start RECORDED DATA

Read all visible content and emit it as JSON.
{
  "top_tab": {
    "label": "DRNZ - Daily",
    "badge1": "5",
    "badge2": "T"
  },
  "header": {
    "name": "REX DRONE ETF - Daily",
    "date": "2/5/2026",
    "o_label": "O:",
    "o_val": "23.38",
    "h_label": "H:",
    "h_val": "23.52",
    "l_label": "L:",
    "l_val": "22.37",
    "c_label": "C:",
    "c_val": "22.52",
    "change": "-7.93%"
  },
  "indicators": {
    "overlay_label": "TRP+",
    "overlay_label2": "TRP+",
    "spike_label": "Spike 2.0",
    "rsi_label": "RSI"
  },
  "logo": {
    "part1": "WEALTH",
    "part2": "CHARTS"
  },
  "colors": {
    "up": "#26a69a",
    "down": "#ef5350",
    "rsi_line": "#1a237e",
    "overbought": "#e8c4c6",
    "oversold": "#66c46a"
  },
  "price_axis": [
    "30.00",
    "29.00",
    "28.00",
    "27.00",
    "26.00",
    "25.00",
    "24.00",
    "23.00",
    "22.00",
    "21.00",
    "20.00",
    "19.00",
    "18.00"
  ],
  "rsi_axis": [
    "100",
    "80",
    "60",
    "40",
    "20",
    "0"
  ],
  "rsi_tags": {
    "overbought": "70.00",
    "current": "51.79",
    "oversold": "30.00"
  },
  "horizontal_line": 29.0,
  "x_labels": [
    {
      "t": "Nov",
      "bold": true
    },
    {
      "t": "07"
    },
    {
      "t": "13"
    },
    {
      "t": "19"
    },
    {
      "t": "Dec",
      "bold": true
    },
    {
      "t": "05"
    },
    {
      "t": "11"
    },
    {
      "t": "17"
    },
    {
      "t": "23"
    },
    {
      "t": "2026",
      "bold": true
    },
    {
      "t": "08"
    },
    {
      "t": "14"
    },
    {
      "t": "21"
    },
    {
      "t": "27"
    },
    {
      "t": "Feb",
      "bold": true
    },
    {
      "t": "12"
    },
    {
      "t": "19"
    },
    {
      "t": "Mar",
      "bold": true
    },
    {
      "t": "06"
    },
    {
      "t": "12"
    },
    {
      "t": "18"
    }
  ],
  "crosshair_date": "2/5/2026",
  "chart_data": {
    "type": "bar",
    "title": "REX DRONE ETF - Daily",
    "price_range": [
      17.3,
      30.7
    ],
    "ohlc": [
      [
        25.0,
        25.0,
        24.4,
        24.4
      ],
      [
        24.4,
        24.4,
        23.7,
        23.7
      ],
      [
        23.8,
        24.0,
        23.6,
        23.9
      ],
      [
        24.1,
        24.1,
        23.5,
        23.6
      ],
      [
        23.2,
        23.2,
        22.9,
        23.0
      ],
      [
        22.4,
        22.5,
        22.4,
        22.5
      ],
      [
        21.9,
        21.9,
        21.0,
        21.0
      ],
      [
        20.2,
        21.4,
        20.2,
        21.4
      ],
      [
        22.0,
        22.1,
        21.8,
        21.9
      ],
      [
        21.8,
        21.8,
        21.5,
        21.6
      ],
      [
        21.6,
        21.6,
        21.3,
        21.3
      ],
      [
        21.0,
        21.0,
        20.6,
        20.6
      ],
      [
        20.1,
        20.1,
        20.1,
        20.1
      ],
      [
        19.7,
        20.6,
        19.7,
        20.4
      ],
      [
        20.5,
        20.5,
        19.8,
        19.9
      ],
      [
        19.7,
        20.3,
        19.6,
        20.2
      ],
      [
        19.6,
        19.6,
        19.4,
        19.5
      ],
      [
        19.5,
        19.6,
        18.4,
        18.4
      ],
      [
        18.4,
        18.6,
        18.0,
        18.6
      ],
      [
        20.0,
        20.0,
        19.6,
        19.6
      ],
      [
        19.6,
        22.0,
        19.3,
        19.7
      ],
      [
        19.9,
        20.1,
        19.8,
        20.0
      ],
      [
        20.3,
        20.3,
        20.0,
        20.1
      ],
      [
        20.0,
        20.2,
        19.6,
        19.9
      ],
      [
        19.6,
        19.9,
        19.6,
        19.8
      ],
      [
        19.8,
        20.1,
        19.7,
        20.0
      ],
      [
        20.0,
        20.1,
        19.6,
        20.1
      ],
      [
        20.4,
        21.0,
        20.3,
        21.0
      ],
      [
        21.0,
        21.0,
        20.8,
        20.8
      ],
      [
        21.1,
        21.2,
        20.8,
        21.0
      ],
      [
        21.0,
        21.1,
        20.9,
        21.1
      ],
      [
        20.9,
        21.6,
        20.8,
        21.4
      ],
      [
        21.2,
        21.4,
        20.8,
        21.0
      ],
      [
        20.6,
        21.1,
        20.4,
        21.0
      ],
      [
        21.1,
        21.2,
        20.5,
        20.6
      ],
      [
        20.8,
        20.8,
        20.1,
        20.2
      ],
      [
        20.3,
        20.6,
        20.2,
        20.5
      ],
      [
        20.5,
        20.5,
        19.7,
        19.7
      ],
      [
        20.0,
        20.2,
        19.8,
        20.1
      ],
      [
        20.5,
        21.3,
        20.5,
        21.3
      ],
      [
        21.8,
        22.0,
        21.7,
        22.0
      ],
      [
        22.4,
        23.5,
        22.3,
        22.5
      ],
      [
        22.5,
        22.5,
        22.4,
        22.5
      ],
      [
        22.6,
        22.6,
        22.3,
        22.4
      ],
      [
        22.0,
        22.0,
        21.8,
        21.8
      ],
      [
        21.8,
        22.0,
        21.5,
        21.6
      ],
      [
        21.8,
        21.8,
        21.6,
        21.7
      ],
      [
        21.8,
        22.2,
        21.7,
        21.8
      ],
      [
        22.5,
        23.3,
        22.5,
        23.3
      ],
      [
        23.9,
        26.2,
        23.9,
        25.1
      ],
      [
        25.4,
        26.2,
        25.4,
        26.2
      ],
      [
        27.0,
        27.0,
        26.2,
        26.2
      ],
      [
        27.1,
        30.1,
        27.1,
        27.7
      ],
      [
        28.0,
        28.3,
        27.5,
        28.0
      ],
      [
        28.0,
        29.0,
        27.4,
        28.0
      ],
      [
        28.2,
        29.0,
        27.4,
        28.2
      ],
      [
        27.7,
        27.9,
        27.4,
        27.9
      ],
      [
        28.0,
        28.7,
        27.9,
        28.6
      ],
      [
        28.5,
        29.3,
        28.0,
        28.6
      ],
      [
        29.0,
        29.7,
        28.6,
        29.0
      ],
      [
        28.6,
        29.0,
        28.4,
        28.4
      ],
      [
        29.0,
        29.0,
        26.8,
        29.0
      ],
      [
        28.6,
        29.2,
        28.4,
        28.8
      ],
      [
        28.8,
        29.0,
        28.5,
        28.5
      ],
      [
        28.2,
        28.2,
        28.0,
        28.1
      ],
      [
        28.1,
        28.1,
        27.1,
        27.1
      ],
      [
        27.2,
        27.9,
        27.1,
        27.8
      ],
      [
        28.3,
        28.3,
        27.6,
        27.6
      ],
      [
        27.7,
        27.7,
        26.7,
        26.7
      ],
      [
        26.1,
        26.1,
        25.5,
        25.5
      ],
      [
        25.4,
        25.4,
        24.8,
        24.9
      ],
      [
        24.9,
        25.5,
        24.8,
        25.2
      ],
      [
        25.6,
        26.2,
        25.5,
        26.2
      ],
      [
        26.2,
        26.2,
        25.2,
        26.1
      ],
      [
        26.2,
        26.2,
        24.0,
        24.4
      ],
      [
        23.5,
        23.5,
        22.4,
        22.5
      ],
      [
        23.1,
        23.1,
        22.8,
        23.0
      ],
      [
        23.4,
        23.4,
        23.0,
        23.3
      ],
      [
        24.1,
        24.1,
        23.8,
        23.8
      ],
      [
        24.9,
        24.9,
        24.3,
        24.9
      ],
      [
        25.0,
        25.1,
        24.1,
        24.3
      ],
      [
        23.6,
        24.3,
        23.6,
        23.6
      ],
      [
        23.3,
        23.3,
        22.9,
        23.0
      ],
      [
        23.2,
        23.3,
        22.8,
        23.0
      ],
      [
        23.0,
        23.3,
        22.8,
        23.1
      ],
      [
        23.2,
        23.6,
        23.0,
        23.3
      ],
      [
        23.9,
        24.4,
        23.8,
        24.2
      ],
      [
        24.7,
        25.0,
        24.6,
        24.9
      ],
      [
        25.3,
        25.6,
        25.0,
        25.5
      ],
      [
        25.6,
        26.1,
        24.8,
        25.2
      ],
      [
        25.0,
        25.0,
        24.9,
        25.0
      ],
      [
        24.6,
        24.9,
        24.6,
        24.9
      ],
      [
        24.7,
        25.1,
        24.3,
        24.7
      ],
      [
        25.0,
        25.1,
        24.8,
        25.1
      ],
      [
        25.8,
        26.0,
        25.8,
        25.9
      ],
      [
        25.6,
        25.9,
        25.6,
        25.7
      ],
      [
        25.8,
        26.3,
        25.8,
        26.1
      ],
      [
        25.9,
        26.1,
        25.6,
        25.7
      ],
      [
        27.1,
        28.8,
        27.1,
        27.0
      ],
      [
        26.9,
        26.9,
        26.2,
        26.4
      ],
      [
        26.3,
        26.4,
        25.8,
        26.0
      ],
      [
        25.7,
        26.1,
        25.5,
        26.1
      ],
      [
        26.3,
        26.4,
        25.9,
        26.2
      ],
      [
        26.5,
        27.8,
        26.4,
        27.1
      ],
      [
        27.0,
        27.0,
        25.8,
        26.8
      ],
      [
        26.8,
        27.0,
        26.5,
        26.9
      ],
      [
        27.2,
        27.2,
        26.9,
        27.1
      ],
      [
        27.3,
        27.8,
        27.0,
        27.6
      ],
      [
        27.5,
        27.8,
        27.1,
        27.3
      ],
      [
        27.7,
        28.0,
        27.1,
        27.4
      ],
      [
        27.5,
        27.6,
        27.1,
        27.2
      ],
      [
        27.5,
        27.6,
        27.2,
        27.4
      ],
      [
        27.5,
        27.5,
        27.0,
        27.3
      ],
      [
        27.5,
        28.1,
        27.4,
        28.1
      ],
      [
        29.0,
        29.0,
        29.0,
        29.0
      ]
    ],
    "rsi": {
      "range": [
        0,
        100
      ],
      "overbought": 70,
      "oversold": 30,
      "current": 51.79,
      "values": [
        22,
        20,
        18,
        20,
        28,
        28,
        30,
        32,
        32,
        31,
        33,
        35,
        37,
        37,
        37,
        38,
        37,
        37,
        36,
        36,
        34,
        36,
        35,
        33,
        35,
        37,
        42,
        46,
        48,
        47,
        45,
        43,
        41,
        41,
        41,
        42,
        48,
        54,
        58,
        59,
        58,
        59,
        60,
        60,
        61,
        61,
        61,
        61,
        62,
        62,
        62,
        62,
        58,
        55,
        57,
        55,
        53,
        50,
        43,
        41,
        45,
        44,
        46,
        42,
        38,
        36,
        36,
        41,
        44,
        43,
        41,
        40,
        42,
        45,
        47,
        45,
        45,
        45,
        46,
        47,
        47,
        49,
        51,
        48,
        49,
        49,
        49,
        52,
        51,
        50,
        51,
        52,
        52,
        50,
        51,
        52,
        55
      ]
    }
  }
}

end RECORDED DATA

WHAT NEEDS TO BE DONE:
Set out every line from the material that contains the string "Daily".

SOLVED EXERCISE:
    "label": "DRNZ - Daily",
    "name": "REX DRONE ETF - Daily",
    "title": "REX DRONE ETF - Daily",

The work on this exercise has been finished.